→ Written problem
Filter the records below for the word "content". Copy each line that holds it.

→ Entries provided
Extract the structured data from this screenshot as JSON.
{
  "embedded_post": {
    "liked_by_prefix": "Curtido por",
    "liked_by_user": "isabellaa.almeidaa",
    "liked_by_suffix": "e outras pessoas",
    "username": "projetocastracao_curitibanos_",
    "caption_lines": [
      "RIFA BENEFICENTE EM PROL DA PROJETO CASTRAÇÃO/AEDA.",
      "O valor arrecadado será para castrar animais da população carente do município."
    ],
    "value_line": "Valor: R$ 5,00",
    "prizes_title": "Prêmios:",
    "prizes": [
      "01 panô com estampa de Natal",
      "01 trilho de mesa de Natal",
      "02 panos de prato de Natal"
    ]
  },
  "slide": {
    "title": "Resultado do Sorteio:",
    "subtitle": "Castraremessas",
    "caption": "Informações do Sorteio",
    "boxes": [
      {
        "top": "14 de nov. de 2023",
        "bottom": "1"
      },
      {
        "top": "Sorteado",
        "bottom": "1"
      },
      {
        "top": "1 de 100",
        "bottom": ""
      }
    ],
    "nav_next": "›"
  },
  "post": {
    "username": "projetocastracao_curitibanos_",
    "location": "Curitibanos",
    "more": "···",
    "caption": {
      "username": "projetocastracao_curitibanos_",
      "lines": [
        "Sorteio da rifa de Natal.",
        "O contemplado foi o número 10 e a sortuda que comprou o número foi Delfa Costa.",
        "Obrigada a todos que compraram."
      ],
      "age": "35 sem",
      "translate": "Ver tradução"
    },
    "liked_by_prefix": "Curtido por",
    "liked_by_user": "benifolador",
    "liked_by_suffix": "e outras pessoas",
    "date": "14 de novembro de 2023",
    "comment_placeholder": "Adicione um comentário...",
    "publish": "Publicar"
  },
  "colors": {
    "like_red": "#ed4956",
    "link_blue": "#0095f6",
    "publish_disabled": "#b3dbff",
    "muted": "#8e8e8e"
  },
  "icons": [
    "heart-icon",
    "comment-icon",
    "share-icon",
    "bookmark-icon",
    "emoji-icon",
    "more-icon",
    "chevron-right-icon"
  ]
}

* * *

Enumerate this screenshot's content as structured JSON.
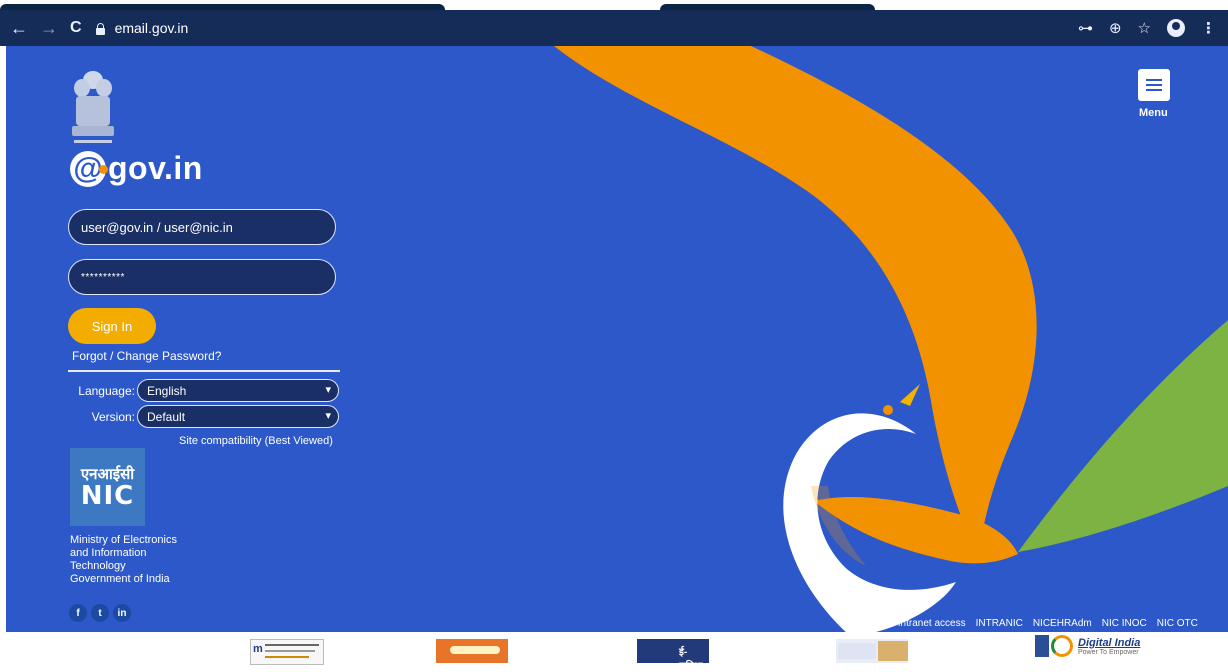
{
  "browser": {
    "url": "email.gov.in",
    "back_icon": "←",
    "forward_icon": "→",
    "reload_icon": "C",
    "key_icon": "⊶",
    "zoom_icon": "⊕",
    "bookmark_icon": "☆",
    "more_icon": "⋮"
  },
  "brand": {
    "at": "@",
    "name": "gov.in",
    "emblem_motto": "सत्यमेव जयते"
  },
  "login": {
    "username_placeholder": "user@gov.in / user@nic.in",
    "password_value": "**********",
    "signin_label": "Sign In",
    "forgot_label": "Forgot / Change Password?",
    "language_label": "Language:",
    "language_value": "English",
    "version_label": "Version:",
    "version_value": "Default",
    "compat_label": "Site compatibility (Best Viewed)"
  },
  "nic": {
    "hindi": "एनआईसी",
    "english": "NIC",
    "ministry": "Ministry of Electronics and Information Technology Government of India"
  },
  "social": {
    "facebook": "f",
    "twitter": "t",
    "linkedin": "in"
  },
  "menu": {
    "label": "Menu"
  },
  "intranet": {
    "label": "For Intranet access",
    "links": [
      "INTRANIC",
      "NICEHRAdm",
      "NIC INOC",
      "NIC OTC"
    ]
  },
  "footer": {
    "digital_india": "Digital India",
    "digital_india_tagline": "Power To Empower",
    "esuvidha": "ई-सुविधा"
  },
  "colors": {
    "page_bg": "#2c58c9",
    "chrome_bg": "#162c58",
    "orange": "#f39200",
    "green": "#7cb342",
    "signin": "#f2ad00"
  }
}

--

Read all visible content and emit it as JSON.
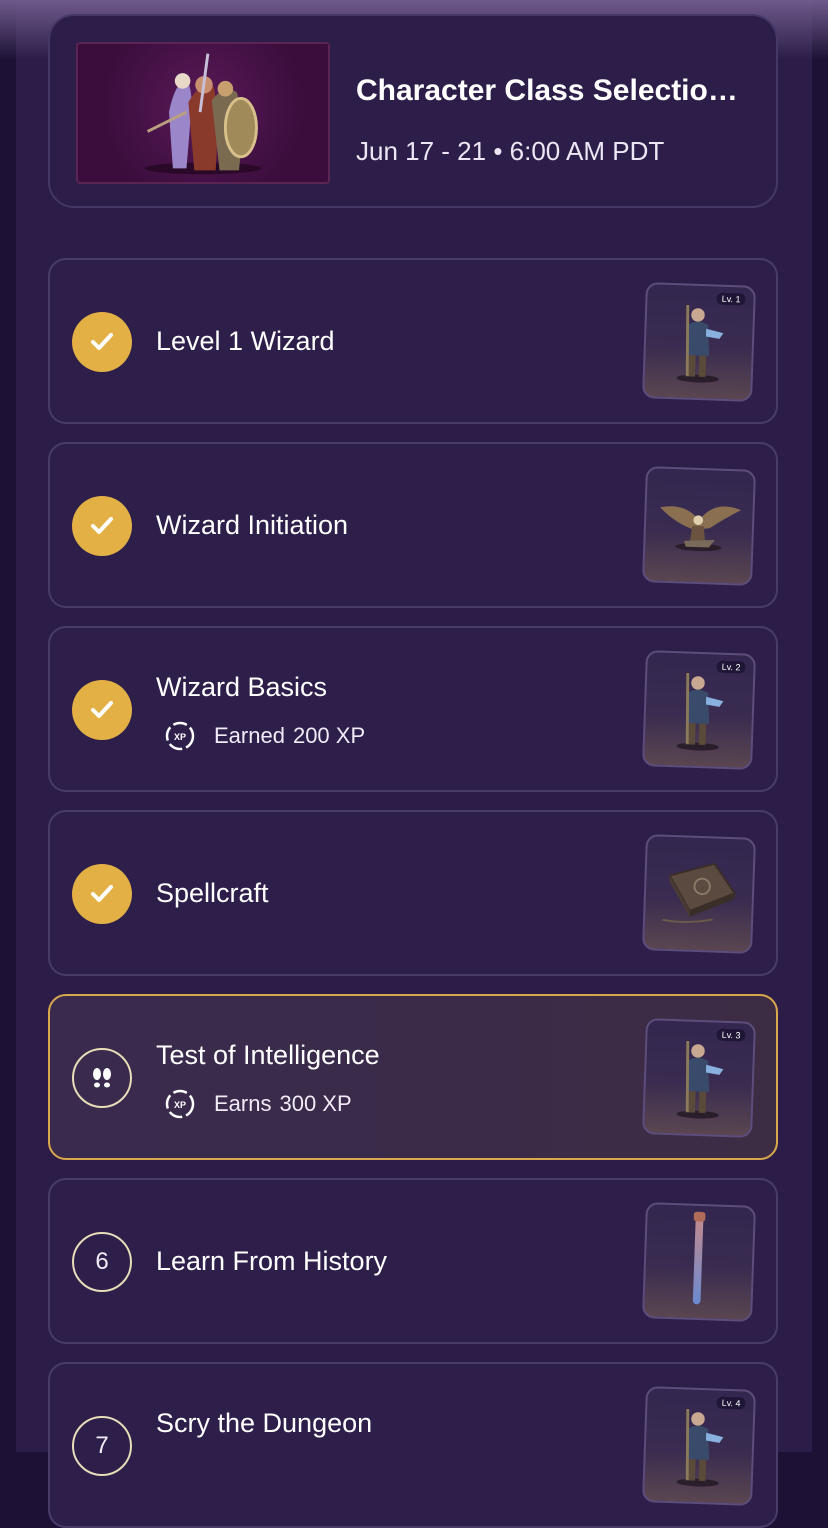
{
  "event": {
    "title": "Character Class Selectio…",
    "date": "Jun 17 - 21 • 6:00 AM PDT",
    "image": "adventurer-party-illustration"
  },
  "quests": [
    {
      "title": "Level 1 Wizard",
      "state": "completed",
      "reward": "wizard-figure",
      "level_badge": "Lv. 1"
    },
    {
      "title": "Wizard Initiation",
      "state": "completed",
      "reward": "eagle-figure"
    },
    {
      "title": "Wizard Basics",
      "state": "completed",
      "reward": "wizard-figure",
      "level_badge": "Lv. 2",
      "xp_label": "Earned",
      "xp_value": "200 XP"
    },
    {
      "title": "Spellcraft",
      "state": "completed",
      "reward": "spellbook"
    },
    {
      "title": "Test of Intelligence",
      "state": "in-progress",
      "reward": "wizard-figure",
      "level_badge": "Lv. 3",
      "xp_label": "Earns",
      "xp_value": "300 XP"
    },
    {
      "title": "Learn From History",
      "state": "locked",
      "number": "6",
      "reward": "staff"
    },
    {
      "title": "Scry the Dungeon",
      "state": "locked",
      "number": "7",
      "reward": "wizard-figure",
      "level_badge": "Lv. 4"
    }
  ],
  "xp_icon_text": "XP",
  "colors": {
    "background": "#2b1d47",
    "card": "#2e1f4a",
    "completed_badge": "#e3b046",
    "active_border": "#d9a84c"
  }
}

→ Answer to this task
Enumerate this screenshot's content as structured JSON.
Read all visible content and emit it as JSON.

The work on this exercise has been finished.